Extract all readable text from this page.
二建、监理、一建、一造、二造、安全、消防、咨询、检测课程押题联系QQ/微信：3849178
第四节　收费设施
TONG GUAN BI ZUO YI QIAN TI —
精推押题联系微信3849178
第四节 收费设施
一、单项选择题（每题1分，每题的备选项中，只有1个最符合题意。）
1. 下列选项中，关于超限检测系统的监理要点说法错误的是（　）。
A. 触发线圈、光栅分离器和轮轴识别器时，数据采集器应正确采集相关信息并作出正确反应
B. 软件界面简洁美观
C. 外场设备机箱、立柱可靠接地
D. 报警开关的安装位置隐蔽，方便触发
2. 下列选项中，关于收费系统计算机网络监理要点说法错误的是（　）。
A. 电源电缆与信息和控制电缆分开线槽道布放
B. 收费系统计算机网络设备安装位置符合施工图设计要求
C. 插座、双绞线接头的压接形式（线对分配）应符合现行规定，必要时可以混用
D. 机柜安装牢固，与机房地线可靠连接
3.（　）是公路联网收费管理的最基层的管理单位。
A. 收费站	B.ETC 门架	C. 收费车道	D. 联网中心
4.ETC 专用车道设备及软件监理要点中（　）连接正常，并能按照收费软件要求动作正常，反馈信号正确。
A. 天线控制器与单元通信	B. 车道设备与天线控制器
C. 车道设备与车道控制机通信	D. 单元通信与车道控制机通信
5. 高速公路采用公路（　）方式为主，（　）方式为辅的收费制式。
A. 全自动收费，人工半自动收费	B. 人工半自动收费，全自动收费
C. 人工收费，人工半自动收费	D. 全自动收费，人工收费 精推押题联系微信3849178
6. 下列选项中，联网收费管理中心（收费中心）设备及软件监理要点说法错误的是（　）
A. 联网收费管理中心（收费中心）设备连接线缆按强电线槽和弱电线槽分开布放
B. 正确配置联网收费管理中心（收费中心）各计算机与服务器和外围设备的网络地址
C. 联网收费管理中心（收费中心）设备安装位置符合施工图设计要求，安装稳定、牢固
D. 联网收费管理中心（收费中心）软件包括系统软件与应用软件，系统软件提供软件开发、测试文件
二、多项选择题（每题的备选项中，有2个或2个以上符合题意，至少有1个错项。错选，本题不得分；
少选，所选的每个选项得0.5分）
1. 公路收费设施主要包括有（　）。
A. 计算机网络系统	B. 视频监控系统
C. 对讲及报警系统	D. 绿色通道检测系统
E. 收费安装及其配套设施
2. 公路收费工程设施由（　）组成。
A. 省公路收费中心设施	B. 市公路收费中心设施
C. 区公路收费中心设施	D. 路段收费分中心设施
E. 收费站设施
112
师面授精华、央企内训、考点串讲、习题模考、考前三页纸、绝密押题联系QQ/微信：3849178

----------------------------------------

_Given problem_
Extract all the material, leaving every line as it is.

_Result for this exercise_
Extract all readable text from this page.
二建、监理、一建、一造、二造、安全、消防、咨询、检测课程押题联系QQ/微信：3849178
第四节　收费设施
TONG GUAN BI ZUO YI QIAN TI —
精推押题联系微信3849178
第四节 收费设施
一、单项选择题（每题1分，每题的备选项中，只有1个最符合题意。）
1. 下列选项中，关于超限检测系统的监理要点说法错误的是（　）。
A. 触发线圈、光栅分离器和轮轴识别器时，数据采集器应正确采集相关信息并作出正确反应
B. 软件界面简洁美观
C. 外场设备机箱、立柱可靠接地
D. 报警开关的安装位置隐蔽，方便触发
2. 下列选项中，关于收费系统计算机网络监理要点说法错误的是（　）。
A. 电源电缆与信息和控制电缆分开线槽道布放
B. 收费系统计算机网络设备安装位置符合施工图设计要求
C. 插座、双绞线接头的压接形式（线对分配）应符合现行规定，必要时可以混用
D. 机柜安装牢固，与机房地线可靠连接
3.（　）是公路联网收费管理的最基层的管理单位。
A. 收费站	B.ETC 门架	C. 收费车道	D. 联网中心
4.ETC 专用车道设备及软件监理要点中（　）连接正常，并能按照收费软件要求动作正常，反馈信号正确。
A. 天线控制器与单元通信	B. 车道设备与天线控制器
C. 车道设备与车道控制机通信	D. 单元通信与车道控制机通信
5. 高速公路采用公路（　）方式为主，（　）方式为辅的收费制式。
A. 全自动收费，人工半自动收费	B. 人工半自动收费，全自动收费
C. 人工收费，人工半自动收费	D. 全自动收费，人工收费 精推押题联系微信3849178
6. 下列选项中，联网收费管理中心（收费中心）设备及软件监理要点说法错误的是（　）
A. 联网收费管理中心（收费中心）设备连接线缆按强电线槽和弱电线槽分开布放
B. 正确配置联网收费管理中心（收费中心）各计算机与服务器和外围设备的网络地址
C. 联网收费管理中心（收费中心）设备安装位置符合施工图设计要求，安装稳定、牢固
D. 联网收费管理中心（收费中心）软件包括系统软件与应用软件，系统软件提供软件开发、测试文件
二、多项选择题（每题的备选项中，有2个或2个以上符合题意，至少有1个错项。错选，本题不得分；
少选，所选的每个选项得0.5分）
1. 公路收费设施主要包括有（　）。
A. 计算机网络系统	B. 视频监控系统
C. 对讲及报警系统	D. 绿色通道检测系统
E. 收费安装及其配套设施
2. 公路收费工程设施由（　）组成。
A. 省公路收费中心设施	B. 市公路收费中心设施
C. 区公路收费中心设施	D. 路段收费分中心设施
E. 收费站设施
112
师面授精华、央企内训、考点串讲、习题模考、考前三页纸、绝密押题联系QQ/微信：3849178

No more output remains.